[Problem details] Read the records and gather each line that includes "十六条圣谕".

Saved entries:
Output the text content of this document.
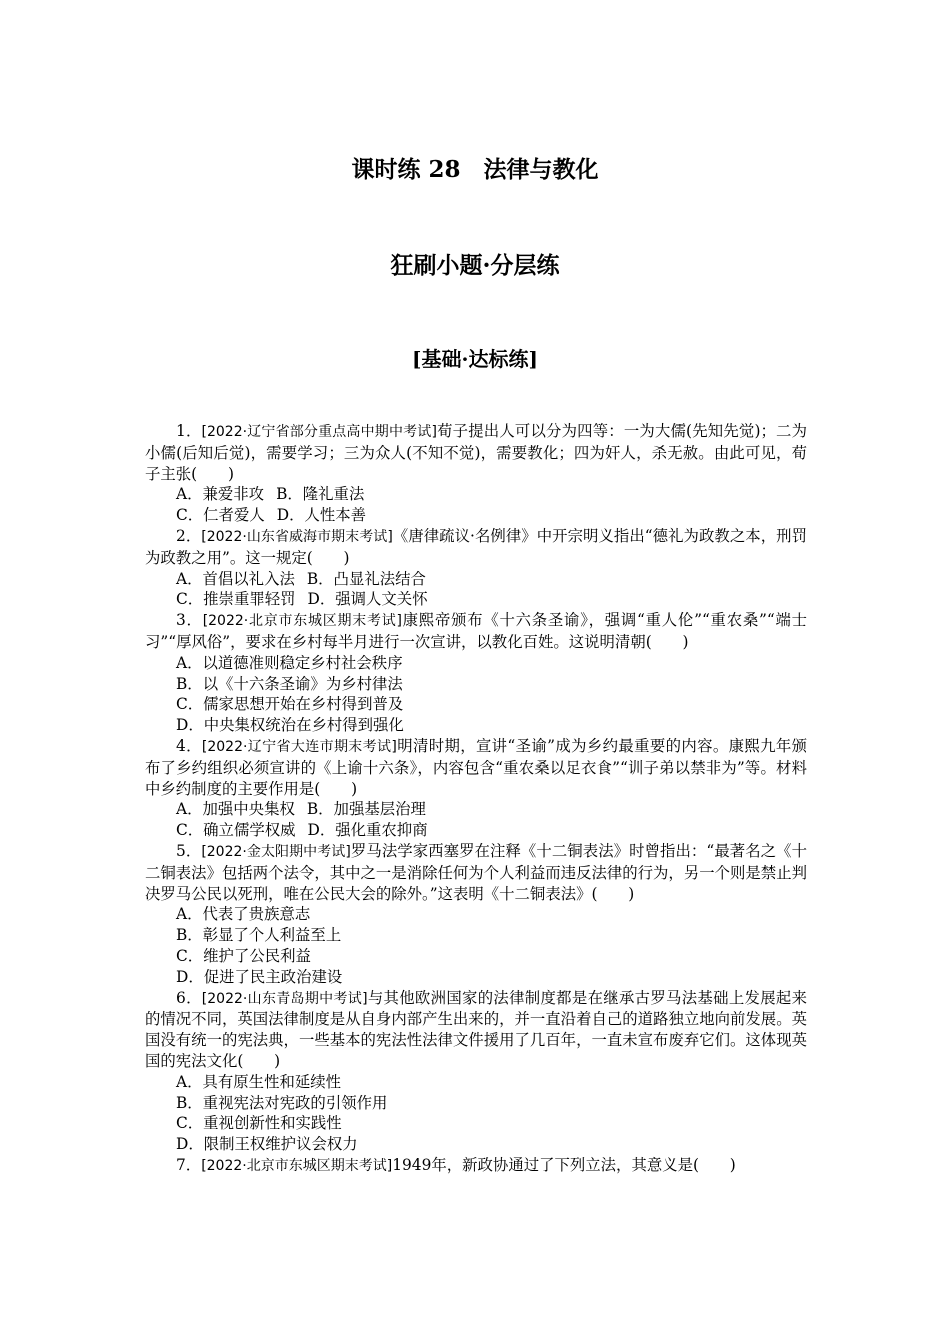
课时练 28　法律与教化
狂刷小题·分层练
[基础·达标练]

1．[2022·辽宁省部分重点高中期中考试]荀子提出人可以分为四等：一为大儒(先知先觉)；二为小儒(后知后觉)，需要学习；三为众人(不知不觉)，需要教化；四为奸人，杀无赦。由此可见，荀子主张(　　)

A．兼爱非攻 B．隆礼重法

C．仁者爱人 D．人性本善

2．[2022·山东省威海市期末考试]《唐律疏议·名例律》中开宗明义指出“德礼为政教之本，刑罚为政教之用”。这一规定(　　)

A．首倡以礼入法 B．凸显礼法结合

C．推崇重罪轻罚 D．强调人文关怀

3．[2022·北京市东城区期末考试]康熙帝颁布《十六条圣谕》，强调“重人伦”“重农桑”“端士习”“厚风俗”，要求在乡村每半月进行一次宣讲，以教化百姓。这说明清朝(　　)

A．以道德准则稳定乡村社会秩序

B．以《十六条圣谕》为乡村律法

C．儒家思想开始在乡村得到普及

D．中央集权统治在乡村得到强化

4．[2022·辽宁省大连市期末考试]明清时期，宣讲“圣谕”成为乡约最重要的内容。康熙九年颁布了乡约组织必须宣讲的《上谕十六条》，内容包含“重农桑以足衣食”“训子弟以禁非为”等。材料中乡约制度的主要作用是(　　)

A．加强中央集权 B．加强基层治理

C．确立儒学权威 D．强化重农抑商

5．[2022·金太阳期中考试]罗马法学家西塞罗在注释《十二铜表法》时曾指出：“最著名之《十二铜表法》包括两个法令，其中之一是消除任何为个人利益而违反法律的行为，另一个则是禁止判决罗马公民以死刑，唯在公民大会的除外。”这表明《十二铜表法》(　　)

A．代表了贵族意志

B．彰显了个人利益至上

C．维护了公民利益

D．促进了民主政治建设

6．[2022·山东青岛期中考试]与其他欧洲国家的法律制度都是在继承古罗马法基础上发展起来的情况不同，英国法律制度是从自身内部产生出来的，并一直沿着自己的道路独立地向前发展。英国没有统一的宪法典，一些基本的宪法性法律文件援用了几百年，一直未宣布废弃它们。这体现英国的宪法文化(　　)

A．具有原生性和延续性

B．重视宪法对宪政的引领作用

C．重视创新性和实践性

D．限制王权维护议会权力

7．[2022·北京市东城区期末考试]1949年，新政协通过了下列立法，其意义是(　　)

[Solved problem]
3．[2022·北京市东城区期末考试]康熙帝颁布《十六条圣谕》，强调“重人伦”“重农桑”“端士习”“厚风俗”，要求在乡村每半月进行一次宣讲，以教化百姓。这说明清朝(　　)
B．以《十六条圣谕》为乡村律法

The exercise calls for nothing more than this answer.